* Records for the task
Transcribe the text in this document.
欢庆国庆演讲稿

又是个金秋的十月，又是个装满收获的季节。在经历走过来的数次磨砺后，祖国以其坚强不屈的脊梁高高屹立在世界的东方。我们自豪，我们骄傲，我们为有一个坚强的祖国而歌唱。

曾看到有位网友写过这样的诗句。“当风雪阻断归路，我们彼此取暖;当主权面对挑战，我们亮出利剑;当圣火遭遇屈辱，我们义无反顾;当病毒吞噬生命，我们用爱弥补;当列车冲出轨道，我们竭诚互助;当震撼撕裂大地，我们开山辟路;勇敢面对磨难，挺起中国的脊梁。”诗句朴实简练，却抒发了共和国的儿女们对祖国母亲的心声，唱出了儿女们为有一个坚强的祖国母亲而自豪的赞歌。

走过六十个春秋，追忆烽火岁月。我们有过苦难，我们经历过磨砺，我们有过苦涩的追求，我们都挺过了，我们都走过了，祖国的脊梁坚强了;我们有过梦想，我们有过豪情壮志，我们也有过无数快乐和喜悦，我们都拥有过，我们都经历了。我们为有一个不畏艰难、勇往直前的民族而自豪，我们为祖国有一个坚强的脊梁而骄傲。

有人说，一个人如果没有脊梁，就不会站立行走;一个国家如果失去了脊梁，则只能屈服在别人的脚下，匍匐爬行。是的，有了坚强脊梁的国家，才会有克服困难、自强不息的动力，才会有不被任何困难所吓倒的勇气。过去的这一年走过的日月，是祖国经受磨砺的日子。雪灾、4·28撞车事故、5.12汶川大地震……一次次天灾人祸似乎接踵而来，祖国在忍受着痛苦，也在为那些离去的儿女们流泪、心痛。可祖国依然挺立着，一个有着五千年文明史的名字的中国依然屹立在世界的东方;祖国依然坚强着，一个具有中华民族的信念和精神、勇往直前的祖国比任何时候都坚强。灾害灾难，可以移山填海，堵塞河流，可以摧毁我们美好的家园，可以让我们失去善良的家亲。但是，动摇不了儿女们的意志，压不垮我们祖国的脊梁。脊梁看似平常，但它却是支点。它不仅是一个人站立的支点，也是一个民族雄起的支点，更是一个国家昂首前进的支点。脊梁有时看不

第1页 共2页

* Task description
Copy the material above verbatim.

* Expected answer
Transcribe the text in this document.
欢庆国庆演讲稿

又是个金秋的十月，又是个装满收获的季节。在经历走过来的数次磨砺后，祖国以其坚强不屈的脊梁高高屹立在世界的东方。我们自豪，我们骄傲，我们为有一个坚强的祖国而歌唱。

曾看到有位网友写过这样的诗句。“当风雪阻断归路，我们彼此取暖;当主权面对挑战，我们亮出利剑;当圣火遭遇屈辱，我们义无反顾;当病毒吞噬生命，我们用爱弥补;当列车冲出轨道，我们竭诚互助;当震撼撕裂大地，我们开山辟路;勇敢面对磨难，挺起中国的脊梁。”诗句朴实简练，却抒发了共和国的儿女们对祖国母亲的心声，唱出了儿女们为有一个坚强的祖国母亲而自豪的赞歌。

走过六十个春秋，追忆烽火岁月。我们有过苦难，我们经历过磨砺，我们有过苦涩的追求，我们都挺过了，我们都走过了，祖国的脊梁坚强了;我们有过梦想，我们有过豪情壮志，我们也有过无数快乐和喜悦，我们都拥有过，我们都经历了。我们为有一个不畏艰难、勇往直前的民族而自豪，我们为祖国有一个坚强的脊梁而骄傲。

有人说，一个人如果没有脊梁，就不会站立行走;一个国家如果失去了脊梁，则只能屈服在别人的脚下，匍匐爬行。是的，有了坚强脊梁的国家，才会有克服困难、自强不息的动力，才会有不被任何困难所吓倒的勇气。过去的这一年走过的日月，是祖国经受磨砺的日子。雪灾、4·28撞车事故、5.12汶川大地震……一次次天灾人祸似乎接踵而来，祖国在忍受着痛苦，也在为那些离去的儿女们流泪、心痛。可祖国依然挺立着，一个有着五千年文明史的名字的中国依然屹立在世界的东方;祖国依然坚强着，一个具有中华民族的信念和精神、勇往直前的祖国比任何时候都坚强。灾害灾难，可以移山填海，堵塞河流，可以摧毁我们美好的家园，可以让我们失去善良的家亲。但是，动摇不了儿女们的意志，压不垮我们祖国的脊梁。脊梁看似平常，但它却是支点。它不仅是一个人站立的支点，也是一个民族雄起的支点，更是一个国家昂首前进的支点。脊梁有时看不

第1页 共2页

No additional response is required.